STATED TASK — The records that follow need to be output exactly as they are.

==*==

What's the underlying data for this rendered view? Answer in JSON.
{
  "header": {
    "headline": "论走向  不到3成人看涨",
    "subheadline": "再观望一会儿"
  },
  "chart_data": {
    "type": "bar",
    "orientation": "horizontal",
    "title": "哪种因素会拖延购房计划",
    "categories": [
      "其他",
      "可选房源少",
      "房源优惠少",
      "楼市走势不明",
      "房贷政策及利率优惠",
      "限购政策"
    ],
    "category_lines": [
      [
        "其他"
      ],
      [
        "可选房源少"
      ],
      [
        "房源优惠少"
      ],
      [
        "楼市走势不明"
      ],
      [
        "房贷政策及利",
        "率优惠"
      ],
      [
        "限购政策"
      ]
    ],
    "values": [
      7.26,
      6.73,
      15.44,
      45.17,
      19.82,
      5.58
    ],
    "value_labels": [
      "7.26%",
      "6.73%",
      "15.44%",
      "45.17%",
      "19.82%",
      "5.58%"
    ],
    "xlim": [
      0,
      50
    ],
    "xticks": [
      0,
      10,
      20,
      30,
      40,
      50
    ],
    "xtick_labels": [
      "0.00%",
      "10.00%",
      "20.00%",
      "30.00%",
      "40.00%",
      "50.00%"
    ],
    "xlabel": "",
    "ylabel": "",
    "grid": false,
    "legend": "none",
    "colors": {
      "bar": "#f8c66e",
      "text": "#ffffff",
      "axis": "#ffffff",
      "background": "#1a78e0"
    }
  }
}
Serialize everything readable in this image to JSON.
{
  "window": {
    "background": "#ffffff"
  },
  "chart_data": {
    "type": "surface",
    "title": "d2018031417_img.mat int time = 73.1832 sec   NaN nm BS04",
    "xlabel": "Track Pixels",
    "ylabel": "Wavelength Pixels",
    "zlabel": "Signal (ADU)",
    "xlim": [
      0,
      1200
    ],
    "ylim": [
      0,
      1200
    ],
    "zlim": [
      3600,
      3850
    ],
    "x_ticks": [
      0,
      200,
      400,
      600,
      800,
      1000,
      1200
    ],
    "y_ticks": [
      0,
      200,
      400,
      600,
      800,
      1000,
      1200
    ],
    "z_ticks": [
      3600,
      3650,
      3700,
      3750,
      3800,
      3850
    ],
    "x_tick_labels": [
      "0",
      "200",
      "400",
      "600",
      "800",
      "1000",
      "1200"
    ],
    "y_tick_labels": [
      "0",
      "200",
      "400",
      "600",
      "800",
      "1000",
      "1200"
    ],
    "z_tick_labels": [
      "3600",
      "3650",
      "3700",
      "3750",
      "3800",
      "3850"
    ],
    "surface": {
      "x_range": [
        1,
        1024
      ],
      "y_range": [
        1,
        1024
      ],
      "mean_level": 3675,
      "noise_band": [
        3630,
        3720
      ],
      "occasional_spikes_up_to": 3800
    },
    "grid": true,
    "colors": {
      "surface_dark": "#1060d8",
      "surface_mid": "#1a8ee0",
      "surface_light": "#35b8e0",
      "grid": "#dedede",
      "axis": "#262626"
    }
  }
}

==*==

RESPONSE TO THIS EXERCISE —
What's the underlying data for this rendered view? Answer in JSON.
{
  "header": {
    "headline": "论走向  不到3成人看涨",
    "subheadline": "再观望一会儿"
  },
  "chart_data": {
    "type": "bar",
    "orientation": "horizontal",
    "title": "哪种因素会拖延购房计划",
    "categories": [
      "其他",
      "可选房源少",
      "房源优惠少",
      "楼市走势不明",
      "房贷政策及利率优惠",
      "限购政策"
    ],
    "category_lines": [
      [
        "其他"
      ],
      [
        "可选房源少"
      ],
      [
        "房源优惠少"
      ],
      [
        "楼市走势不明"
      ],
      [
        "房贷政策及利",
        "率优惠"
      ],
      [
        "限购政策"
      ]
    ],
    "values": [
      7.26,
      6.73,
      15.44,
      45.17,
      19.82,
      5.58
    ],
    "value_labels": [
      "7.26%",
      "6.73%",
      "15.44%",
      "45.17%",
      "19.82%",
      "5.58%"
    ],
    "xlim": [
      0,
      50
    ],
    "xticks": [
      0,
      10,
      20,
      30,
      40,
      50
    ],
    "xtick_labels": [
      "0.00%",
      "10.00%",
      "20.00%",
      "30.00%",
      "40.00%",
      "50.00%"
    ],
    "xlabel": "",
    "ylabel": "",
    "grid": false,
    "legend": "none",
    "colors": {
      "bar": "#f8c66e",
      "text": "#ffffff",
      "axis": "#ffffff",
      "background": "#1a78e0"
    }
  }
}
Serialize everything readable in this image to JSON.
{
  "window": {
    "background": "#ffffff"
  },
  "chart_data": {
    "type": "surface",
    "title": "d2018031417_img.mat int time = 73.1832 sec   NaN nm BS04",
    "xlabel": "Track Pixels",
    "ylabel": "Wavelength Pixels",
    "zlabel": "Signal (ADU)",
    "xlim": [
      0,
      1200
    ],
    "ylim": [
      0,
      1200
    ],
    "zlim": [
      3600,
      3850
    ],
    "x_ticks": [
      0,
      200,
      400,
      600,
      800,
      1000,
      1200
    ],
    "y_ticks": [
      0,
      200,
      400,
      600,
      800,
      1000,
      1200
    ],
    "z_ticks": [
      3600,
      3650,
      3700,
      3750,
      3800,
      3850
    ],
    "x_tick_labels": [
      "0",
      "200",
      "400",
      "600",
      "800",
      "1000",
      "1200"
    ],
    "y_tick_labels": [
      "0",
      "200",
      "400",
      "600",
      "800",
      "1000",
      "1200"
    ],
    "z_tick_labels": [
      "3600",
      "3650",
      "3700",
      "3750",
      "3800",
      "3850"
    ],
    "surface": {
      "x_range": [
        1,
        1024
      ],
      "y_range": [
        1,
        1024
      ],
      "mean_level": 3675,
      "noise_band": [
        3630,
        3720
      ],
      "occasional_spikes_up_to": 3800
    },
    "grid": true,
    "colors": {
      "surface_dark": "#1060d8",
      "surface_mid": "#1a8ee0",
      "surface_light": "#35b8e0",
      "grid": "#dedede",
      "axis": "#262626"
    }
  }
}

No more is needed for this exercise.